| Aim of the exercise |
From the start of the items through the line containing "truth-table-cell-r: 1: [177, 164, 228, 187]", rename "truth-table-row" to "table-row" and write those lines out again with nothing else changed.

| Layout element annotations |
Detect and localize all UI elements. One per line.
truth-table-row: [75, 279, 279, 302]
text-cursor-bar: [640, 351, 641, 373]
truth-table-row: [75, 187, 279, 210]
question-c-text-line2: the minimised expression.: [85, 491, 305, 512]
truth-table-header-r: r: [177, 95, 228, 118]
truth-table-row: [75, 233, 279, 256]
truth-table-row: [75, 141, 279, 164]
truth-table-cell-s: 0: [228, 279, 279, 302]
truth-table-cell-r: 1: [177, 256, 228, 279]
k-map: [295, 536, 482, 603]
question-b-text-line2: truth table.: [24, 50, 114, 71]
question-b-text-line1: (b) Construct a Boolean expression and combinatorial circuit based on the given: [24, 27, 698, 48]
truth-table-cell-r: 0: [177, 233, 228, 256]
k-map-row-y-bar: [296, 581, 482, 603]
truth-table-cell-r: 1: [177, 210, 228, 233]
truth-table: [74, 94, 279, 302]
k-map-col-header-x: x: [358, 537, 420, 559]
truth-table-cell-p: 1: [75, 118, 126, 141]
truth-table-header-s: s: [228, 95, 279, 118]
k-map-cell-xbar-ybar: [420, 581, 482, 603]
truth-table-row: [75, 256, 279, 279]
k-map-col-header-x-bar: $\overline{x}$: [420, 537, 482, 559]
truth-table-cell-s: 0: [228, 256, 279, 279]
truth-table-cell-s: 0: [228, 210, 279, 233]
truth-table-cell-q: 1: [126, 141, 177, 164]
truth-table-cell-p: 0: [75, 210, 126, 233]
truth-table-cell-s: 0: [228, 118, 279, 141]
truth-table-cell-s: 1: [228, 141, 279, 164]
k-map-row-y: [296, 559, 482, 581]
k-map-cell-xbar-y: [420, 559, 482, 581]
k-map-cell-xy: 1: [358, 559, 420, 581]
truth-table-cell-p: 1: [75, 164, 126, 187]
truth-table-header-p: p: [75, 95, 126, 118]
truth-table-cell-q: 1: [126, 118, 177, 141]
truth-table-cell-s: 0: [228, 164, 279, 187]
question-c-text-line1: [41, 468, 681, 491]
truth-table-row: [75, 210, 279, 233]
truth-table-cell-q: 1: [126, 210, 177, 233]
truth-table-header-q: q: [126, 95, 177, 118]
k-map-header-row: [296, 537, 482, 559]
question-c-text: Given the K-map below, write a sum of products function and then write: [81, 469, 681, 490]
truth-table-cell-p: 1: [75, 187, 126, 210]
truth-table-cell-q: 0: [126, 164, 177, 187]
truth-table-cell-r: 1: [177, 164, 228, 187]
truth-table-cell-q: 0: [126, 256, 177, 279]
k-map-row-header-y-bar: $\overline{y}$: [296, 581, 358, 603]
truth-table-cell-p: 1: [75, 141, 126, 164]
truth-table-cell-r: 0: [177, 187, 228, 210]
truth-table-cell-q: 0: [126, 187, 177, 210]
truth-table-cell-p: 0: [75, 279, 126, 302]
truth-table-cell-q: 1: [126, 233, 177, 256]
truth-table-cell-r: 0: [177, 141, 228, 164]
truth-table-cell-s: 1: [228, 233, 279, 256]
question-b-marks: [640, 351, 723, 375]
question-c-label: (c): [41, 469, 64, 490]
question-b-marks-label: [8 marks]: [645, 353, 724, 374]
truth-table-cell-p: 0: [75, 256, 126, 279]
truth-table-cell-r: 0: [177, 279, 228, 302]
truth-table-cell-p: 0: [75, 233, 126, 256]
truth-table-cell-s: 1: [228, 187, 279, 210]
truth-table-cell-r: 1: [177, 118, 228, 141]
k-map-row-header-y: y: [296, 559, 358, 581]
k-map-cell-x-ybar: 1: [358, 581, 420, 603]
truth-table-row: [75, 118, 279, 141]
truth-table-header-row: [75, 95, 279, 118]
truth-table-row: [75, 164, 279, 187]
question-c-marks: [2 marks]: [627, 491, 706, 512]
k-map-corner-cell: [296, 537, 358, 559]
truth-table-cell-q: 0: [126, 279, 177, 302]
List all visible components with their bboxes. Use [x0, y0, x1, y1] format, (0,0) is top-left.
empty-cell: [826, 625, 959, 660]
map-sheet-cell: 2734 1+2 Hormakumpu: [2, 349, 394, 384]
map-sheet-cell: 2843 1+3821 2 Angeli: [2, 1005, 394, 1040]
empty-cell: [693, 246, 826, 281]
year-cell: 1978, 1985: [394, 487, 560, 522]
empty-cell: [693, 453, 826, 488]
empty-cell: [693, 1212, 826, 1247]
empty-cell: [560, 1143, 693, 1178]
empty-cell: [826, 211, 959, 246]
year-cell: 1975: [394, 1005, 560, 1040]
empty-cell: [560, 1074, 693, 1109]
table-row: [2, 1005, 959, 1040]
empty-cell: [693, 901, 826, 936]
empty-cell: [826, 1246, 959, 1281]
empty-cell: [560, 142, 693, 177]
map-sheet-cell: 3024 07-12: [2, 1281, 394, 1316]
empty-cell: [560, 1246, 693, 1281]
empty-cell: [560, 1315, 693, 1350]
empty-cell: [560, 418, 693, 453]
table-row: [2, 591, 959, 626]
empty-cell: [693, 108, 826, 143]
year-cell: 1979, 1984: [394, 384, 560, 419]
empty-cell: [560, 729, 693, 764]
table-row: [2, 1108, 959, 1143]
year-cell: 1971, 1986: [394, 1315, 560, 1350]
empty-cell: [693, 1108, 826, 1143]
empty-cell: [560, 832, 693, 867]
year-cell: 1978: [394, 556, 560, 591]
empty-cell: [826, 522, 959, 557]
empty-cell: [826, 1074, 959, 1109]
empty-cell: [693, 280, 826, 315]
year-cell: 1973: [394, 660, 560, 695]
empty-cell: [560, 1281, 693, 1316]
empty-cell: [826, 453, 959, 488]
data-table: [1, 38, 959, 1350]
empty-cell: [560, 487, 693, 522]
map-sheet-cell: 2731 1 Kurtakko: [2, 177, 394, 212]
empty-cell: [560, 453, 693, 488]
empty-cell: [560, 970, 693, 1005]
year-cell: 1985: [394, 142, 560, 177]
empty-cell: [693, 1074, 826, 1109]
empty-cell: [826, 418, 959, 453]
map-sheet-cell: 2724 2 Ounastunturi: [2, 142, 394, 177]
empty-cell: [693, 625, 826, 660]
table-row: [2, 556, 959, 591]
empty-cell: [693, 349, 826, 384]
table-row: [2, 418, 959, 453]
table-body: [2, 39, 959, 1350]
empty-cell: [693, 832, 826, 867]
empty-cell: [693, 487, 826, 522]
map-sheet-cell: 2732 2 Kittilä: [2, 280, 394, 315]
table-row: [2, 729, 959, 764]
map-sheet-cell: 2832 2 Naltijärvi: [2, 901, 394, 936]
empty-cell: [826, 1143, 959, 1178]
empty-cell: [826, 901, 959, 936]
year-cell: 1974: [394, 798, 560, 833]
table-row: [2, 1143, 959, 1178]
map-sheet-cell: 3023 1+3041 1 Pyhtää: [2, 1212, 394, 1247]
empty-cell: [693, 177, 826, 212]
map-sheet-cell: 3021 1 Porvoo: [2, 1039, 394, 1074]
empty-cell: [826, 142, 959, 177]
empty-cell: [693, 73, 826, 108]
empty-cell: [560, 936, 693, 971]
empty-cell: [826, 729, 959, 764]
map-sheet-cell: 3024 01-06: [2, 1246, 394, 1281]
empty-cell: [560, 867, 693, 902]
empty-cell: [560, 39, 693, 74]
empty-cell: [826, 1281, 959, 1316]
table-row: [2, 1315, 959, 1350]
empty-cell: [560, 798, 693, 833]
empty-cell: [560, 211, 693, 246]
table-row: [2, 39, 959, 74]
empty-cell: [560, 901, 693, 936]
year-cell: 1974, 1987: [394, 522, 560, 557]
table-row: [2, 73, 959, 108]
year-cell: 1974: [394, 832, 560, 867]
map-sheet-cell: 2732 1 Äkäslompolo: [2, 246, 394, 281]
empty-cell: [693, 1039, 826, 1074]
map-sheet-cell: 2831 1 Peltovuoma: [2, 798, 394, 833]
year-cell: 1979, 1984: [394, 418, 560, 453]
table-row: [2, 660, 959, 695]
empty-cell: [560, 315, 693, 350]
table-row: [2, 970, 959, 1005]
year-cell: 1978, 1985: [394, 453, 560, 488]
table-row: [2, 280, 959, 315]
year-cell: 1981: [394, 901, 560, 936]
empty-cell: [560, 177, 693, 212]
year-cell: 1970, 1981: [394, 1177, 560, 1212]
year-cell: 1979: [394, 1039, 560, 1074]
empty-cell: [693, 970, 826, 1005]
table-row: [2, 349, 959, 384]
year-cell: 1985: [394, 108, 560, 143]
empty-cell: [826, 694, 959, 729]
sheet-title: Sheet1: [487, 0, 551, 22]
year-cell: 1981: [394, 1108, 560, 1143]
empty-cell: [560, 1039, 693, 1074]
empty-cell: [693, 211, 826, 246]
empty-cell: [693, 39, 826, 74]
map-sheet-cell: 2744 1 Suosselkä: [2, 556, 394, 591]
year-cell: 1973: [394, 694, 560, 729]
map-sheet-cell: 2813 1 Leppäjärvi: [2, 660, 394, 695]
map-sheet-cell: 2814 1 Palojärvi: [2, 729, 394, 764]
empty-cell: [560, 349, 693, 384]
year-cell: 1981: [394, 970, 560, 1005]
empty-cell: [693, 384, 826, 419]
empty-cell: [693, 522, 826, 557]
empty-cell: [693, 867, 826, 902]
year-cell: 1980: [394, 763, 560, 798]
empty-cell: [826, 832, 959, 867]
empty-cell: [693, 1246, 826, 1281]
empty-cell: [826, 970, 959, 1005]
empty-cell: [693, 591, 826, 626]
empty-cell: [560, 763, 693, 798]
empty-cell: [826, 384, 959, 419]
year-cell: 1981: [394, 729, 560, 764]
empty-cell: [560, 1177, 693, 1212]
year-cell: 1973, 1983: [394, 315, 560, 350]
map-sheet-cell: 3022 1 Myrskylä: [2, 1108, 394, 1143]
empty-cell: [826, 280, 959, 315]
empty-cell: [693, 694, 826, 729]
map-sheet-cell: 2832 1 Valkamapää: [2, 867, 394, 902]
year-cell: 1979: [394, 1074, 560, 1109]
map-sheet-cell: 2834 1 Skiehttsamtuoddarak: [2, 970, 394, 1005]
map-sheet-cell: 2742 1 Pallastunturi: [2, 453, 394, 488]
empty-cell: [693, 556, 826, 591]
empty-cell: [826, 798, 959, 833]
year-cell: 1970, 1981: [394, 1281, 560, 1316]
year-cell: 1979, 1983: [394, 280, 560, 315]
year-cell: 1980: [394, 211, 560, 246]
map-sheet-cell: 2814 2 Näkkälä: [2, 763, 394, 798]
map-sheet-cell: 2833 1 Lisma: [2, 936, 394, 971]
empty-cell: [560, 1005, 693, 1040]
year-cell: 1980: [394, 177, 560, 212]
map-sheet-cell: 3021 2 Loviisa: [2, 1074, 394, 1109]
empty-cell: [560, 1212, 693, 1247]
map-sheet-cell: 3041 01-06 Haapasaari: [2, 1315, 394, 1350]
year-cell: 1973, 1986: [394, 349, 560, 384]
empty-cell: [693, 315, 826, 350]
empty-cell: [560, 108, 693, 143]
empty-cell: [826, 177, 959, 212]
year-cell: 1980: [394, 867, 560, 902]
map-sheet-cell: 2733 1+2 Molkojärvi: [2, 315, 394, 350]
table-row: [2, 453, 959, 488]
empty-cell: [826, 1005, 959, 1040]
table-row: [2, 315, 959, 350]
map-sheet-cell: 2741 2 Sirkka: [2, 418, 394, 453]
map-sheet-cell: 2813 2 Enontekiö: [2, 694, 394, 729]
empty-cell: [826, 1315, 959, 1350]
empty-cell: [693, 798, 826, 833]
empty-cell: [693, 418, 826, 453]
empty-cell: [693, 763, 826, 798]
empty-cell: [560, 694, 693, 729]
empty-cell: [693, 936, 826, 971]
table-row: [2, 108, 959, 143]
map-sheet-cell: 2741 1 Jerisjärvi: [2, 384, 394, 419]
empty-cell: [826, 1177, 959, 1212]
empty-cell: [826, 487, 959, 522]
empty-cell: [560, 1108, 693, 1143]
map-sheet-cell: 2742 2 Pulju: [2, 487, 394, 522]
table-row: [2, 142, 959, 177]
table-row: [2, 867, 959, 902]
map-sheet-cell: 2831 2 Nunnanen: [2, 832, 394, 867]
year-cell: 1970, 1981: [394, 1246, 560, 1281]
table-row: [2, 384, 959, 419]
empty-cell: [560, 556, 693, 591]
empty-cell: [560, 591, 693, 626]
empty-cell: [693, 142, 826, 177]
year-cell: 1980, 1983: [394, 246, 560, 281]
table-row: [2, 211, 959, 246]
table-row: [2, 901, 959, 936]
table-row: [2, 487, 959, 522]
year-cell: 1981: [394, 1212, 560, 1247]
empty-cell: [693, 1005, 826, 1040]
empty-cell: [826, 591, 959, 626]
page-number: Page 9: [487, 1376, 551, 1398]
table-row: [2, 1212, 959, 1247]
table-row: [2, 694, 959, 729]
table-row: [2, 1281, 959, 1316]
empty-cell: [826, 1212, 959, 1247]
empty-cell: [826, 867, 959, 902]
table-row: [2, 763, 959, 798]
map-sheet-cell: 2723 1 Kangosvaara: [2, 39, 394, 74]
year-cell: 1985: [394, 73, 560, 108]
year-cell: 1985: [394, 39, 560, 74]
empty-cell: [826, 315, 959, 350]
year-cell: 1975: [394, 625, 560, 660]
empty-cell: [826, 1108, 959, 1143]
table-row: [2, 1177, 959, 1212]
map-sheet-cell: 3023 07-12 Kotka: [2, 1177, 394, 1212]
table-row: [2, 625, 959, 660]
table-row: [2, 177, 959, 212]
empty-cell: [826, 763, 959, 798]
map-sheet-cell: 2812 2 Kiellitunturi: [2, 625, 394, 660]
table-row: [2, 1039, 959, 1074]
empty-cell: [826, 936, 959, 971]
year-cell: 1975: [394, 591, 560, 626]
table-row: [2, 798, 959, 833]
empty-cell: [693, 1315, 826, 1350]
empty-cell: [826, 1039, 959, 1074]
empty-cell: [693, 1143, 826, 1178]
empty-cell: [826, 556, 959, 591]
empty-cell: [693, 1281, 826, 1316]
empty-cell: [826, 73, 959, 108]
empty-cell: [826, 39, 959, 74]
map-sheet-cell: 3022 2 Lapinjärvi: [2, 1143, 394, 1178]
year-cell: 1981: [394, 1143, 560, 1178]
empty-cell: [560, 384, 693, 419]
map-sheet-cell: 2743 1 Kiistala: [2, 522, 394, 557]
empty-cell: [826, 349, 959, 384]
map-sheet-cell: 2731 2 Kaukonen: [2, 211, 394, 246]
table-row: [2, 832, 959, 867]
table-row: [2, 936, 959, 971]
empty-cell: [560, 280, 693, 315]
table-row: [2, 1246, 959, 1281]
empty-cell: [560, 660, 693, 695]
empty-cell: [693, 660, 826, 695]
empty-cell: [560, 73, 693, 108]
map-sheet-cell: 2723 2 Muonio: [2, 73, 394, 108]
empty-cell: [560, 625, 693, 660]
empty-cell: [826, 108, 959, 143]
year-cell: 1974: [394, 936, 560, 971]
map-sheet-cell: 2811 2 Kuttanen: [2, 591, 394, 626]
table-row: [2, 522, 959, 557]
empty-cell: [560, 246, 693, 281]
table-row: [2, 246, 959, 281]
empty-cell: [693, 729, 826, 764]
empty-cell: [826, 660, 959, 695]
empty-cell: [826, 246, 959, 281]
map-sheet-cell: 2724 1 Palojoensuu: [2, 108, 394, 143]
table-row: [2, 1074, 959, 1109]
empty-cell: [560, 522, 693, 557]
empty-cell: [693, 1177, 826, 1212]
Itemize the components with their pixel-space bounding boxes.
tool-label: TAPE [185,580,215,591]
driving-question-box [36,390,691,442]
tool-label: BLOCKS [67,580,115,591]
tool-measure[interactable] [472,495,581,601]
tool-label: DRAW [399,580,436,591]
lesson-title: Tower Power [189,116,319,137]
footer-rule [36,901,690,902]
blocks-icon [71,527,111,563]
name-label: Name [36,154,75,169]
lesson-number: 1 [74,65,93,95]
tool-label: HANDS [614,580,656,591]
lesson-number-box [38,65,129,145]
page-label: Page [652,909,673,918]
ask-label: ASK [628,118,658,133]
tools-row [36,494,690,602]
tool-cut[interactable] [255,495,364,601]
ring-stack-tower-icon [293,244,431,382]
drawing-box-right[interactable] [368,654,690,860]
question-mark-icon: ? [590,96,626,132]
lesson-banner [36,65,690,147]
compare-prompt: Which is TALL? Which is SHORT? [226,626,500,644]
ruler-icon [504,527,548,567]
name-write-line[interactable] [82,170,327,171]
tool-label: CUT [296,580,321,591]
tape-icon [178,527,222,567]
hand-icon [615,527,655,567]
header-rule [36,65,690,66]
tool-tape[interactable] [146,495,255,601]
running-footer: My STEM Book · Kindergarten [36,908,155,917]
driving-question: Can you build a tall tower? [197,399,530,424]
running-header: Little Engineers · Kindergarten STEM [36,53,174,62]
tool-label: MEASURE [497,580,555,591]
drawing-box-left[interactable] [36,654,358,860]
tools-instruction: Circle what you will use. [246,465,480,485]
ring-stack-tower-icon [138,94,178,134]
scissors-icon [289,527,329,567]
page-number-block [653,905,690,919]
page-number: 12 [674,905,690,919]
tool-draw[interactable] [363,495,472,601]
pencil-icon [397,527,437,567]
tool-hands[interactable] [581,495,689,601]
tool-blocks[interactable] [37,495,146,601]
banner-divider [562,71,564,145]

| Complete output |
Detect and localize all UI elements. One per line.
table-row: [75, 279, 279, 302]
text-cursor-bar: [640, 351, 641, 373]
table-row: [75, 187, 279, 210]
question-c-text-line2: the minimised expression.: [85, 491, 305, 512]
truth-table-header-r: r: [177, 95, 228, 118]
table-row: [75, 233, 279, 256]
table-row: [75, 141, 279, 164]
truth-table-cell-s: 0: [228, 279, 279, 302]
truth-table-cell-r: 1: [177, 256, 228, 279]
k-map: [295, 536, 482, 603]
question-b-text-line2: truth table.: [24, 50, 114, 71]
question-b-text-line1: (b) Construct a Boolean expression and combinatorial circuit based on the given: [24, 27, 698, 48]
truth-table-cell-r: 0: [177, 233, 228, 256]
k-map-row-y-bar: [296, 581, 482, 603]
truth-table-cell-r: 1: [177, 210, 228, 233]
truth-table: [74, 94, 279, 302]
k-map-col-header-x: x: [358, 537, 420, 559]
truth-table-cell-p: 1: [75, 118, 126, 141]
truth-table-header-s: s: [228, 95, 279, 118]
k-map-cell-xbar-ybar: [420, 581, 482, 603]
table-row: [75, 256, 279, 279]
k-map-col-header-x-bar: $\overline{x}$: [420, 537, 482, 559]
truth-table-cell-s: 0: [228, 256, 279, 279]
truth-table-cell-s: 0: [228, 210, 279, 233]
truth-table-cell-q: 1: [126, 141, 177, 164]
truth-table-cell-p: 0: [75, 210, 126, 233]
truth-table-cell-s: 0: [228, 118, 279, 141]
truth-table-cell-s: 1: [228, 141, 279, 164]
k-map-row-y: [296, 559, 482, 581]
k-map-cell-xbar-y: [420, 559, 482, 581]
k-map-cell-xy: 1: [358, 559, 420, 581]
truth-table-cell-p: 1: [75, 164, 126, 187]
truth-table-header-p: p: [75, 95, 126, 118]
truth-table-cell-q: 1: [126, 118, 177, 141]
truth-table-cell-s: 0: [228, 164, 279, 187]
question-c-text-line1: [41, 468, 681, 491]
table-row: [75, 210, 279, 233]
truth-table-cell-q: 1: [126, 210, 177, 233]
truth-table-header-q: q: [126, 95, 177, 118]
k-map-header-row: [296, 537, 482, 559]
question-c-text: Given the K-map below, write a sum of products function and then write: [81, 469, 681, 490]
truth-table-cell-p: 1: [75, 187, 126, 210]
truth-table-cell-q: 0: [126, 164, 177, 187]
truth-table-cell-r: 1: [177, 164, 228, 187]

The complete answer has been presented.